• _WHAT TO WORK ON_
Pick out each line below containing "title".

Records about charts and figures
>>>>

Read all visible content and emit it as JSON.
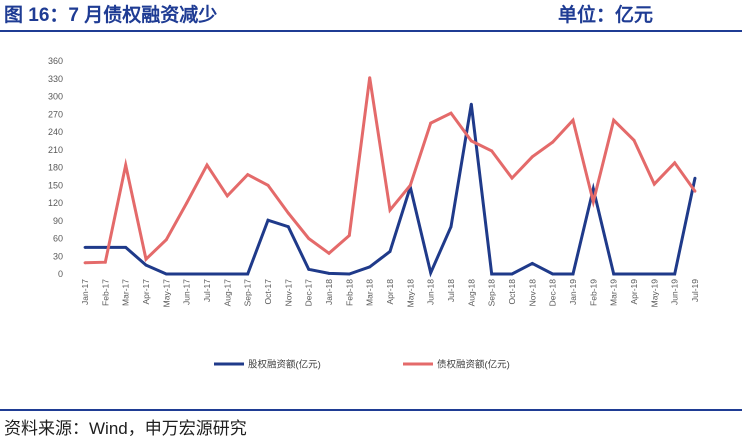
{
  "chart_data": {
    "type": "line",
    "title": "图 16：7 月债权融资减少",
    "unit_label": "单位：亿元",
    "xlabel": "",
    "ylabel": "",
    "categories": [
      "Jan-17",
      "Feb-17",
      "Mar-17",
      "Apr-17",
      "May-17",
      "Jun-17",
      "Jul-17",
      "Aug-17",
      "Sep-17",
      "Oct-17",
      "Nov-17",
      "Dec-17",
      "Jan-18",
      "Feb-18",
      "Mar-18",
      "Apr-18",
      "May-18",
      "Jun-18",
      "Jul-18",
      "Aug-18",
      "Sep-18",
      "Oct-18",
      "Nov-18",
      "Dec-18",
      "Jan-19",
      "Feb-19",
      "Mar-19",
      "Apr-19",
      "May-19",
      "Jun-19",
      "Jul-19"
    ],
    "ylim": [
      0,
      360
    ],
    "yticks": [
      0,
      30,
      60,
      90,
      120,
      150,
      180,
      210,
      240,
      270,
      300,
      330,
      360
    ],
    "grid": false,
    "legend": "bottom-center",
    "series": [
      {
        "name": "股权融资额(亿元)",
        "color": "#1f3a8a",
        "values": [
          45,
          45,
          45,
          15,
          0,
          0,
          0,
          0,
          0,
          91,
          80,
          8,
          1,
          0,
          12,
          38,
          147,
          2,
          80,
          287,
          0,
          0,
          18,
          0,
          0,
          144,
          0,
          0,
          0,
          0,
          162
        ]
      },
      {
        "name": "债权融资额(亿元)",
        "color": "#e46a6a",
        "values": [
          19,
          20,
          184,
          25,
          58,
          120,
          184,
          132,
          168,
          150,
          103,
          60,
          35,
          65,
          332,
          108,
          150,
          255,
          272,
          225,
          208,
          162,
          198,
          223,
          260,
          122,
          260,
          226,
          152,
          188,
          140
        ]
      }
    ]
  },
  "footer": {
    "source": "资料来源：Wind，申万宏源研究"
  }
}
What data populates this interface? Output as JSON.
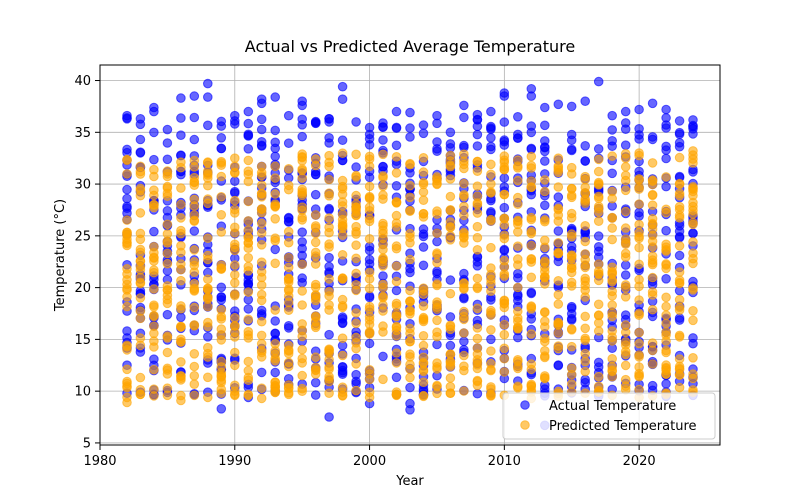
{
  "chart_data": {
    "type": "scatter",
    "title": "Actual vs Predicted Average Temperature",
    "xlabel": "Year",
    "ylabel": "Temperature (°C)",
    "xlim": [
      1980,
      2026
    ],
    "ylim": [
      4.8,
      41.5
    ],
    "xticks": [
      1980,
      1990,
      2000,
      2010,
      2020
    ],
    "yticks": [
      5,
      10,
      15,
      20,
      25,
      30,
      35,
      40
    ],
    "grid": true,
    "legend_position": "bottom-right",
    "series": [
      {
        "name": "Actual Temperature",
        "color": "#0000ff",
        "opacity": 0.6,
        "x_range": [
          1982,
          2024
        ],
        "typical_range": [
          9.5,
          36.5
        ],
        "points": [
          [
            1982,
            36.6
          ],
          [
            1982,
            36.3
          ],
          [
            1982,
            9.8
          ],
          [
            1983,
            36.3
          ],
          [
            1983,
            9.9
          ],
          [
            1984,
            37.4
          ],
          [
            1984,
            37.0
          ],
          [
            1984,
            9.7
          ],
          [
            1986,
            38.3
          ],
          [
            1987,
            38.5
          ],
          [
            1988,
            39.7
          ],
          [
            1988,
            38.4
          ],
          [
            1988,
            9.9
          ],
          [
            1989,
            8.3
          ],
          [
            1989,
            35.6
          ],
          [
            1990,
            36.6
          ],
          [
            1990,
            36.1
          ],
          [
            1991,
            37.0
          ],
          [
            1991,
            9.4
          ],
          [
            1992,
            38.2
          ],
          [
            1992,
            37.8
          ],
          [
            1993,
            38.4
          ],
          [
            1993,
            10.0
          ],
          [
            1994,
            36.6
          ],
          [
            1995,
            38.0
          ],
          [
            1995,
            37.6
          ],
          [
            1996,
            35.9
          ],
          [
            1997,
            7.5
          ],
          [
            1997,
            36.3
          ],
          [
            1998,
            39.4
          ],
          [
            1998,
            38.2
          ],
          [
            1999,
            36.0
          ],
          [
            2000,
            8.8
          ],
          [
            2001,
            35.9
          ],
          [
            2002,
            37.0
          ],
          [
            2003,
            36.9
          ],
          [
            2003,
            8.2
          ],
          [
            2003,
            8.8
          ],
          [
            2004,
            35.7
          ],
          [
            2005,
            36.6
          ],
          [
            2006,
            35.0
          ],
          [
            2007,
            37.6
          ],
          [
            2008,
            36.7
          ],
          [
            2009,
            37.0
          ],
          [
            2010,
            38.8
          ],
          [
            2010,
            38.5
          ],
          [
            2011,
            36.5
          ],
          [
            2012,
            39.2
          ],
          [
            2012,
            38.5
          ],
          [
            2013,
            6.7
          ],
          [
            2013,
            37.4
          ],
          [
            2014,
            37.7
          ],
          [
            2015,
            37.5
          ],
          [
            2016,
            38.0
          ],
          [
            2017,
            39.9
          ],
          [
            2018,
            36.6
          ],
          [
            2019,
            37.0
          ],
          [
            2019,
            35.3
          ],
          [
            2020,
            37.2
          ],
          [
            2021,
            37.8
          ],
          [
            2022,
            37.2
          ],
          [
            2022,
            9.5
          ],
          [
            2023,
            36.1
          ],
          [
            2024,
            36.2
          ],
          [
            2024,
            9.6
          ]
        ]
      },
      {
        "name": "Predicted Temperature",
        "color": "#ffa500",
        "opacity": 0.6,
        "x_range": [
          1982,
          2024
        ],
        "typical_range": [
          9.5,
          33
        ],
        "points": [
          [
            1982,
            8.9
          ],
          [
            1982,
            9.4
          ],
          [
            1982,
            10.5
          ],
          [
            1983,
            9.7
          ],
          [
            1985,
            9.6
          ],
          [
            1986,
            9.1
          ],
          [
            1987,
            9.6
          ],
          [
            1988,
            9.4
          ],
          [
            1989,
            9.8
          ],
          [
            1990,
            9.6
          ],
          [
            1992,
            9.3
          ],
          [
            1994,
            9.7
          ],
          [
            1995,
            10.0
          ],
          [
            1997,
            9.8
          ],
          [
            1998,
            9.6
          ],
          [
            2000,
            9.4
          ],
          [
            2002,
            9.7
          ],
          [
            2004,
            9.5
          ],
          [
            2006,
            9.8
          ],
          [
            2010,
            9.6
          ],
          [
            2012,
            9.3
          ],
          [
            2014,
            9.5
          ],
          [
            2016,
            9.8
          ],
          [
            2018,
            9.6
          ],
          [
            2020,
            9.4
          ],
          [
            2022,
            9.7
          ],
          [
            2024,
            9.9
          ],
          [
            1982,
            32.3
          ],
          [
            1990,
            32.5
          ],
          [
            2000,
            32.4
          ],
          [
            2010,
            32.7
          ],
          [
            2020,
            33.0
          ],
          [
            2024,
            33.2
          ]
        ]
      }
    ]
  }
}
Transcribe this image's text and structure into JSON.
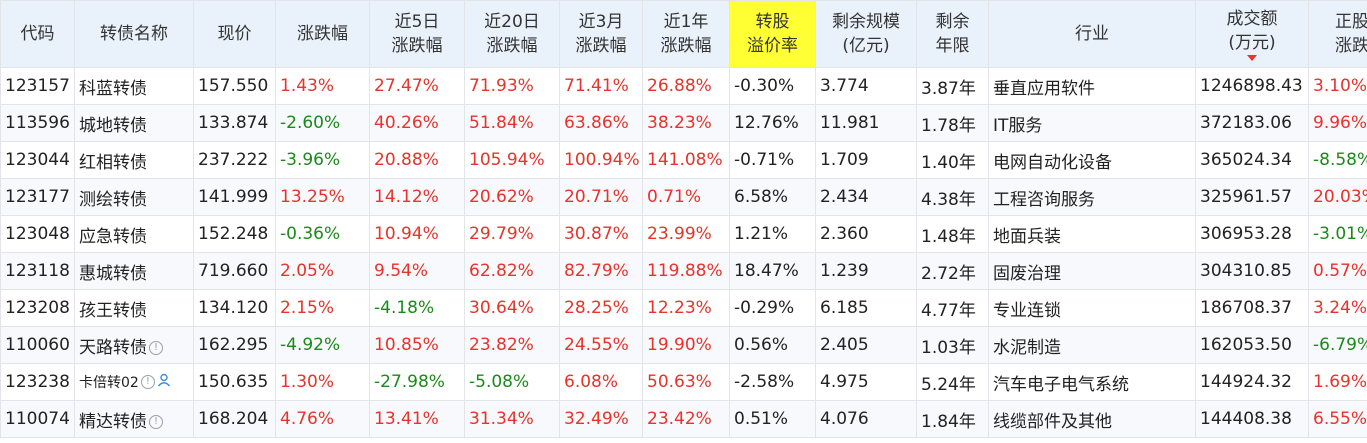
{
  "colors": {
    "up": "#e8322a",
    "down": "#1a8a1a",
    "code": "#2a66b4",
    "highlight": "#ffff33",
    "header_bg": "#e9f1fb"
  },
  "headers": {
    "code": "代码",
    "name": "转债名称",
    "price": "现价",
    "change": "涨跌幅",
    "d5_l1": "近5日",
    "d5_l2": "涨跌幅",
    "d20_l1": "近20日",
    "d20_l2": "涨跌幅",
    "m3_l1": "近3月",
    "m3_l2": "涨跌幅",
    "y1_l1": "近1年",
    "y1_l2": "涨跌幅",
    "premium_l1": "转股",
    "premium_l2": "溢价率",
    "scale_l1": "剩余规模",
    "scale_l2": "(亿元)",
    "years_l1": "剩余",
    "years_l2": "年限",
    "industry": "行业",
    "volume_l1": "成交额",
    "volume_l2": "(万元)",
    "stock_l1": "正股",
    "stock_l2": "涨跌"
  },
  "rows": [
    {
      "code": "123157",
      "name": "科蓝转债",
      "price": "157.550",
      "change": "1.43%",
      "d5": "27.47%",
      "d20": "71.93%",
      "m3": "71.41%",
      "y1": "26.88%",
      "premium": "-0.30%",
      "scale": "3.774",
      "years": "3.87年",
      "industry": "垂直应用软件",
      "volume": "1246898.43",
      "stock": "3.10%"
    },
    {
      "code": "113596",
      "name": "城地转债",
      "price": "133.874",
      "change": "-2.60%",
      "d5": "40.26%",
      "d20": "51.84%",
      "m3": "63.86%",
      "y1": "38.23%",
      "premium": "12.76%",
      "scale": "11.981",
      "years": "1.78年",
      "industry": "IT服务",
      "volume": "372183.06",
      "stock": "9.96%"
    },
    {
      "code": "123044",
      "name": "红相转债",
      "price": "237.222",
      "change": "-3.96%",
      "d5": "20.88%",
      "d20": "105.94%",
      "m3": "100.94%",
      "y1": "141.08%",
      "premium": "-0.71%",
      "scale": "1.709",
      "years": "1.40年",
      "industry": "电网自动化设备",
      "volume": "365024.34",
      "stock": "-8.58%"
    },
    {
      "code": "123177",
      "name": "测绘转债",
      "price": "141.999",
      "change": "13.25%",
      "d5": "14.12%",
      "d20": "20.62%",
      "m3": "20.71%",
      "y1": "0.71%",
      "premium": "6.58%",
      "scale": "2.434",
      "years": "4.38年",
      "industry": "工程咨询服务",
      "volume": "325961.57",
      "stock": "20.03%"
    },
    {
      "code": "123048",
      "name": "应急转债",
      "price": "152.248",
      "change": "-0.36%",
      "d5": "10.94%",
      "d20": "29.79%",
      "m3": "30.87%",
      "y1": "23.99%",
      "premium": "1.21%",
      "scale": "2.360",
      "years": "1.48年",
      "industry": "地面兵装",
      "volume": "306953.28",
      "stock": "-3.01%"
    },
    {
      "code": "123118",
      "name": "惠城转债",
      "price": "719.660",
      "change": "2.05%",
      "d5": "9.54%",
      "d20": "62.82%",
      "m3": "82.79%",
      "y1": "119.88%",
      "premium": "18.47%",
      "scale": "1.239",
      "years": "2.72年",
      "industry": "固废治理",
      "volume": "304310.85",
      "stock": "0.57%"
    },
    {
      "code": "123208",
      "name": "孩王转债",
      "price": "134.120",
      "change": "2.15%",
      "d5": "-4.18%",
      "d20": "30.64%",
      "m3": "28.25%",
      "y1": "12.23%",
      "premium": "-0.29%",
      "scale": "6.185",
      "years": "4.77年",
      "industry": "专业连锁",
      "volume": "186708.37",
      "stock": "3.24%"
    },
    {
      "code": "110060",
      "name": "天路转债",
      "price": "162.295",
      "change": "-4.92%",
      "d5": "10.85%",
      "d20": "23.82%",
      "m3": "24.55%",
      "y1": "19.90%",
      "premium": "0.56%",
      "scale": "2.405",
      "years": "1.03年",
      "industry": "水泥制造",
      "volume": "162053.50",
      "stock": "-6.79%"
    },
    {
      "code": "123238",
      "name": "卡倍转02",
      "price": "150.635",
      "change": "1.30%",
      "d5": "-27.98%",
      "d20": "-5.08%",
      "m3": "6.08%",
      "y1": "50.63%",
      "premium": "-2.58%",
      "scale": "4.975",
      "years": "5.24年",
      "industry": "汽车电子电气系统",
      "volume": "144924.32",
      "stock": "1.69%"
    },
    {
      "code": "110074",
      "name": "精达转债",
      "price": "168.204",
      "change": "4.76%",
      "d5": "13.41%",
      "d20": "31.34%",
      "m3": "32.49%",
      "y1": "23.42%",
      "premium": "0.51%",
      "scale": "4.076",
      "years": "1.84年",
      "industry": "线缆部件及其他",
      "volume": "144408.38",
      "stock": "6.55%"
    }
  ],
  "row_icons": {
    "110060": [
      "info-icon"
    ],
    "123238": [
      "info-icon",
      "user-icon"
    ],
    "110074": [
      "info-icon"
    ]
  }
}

<<<<

• _EXERCISE RESULT_
    "title": "图 16：7 月债权融资减少",
    "title": "Actual vs Predicted Average Temperature",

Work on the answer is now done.